Records from a collection

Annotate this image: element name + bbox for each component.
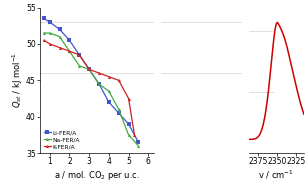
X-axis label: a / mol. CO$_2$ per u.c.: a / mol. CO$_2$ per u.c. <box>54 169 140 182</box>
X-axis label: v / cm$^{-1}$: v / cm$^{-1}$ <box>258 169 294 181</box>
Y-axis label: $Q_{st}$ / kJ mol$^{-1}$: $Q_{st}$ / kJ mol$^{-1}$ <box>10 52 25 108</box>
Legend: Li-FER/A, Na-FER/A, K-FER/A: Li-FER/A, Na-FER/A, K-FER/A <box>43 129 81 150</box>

**WHAT IS NEEDED**
Render the lines of the records as a JSON list of strings, one string per line, omitting blank lines and leaving out the pictures.

**OUTPUT FOR THIS EXERCISE**
[
  "Annotate this image: element name + bbox for each component.",
  "X-axis label: a / mol. CO$_2$ per u.c.: a / mol. CO$_2$ per u.c. <box>54 169 140 182</box>",
  "X-axis label: v / cm$^{-1}$: v / cm$^{-1}$ <box>258 169 294 181</box>",
  "Y-axis label: $Q_{st}$ / kJ mol$^{-1}$: $Q_{st}$ / kJ mol$^{-1}$ <box>10 52 25 108</box>",
  "Legend: Li-FER/A, Na-FER/A, K-FER/A: Li-FER/A, Na-FER/A, K-FER/A <box>43 129 81 150</box>"
]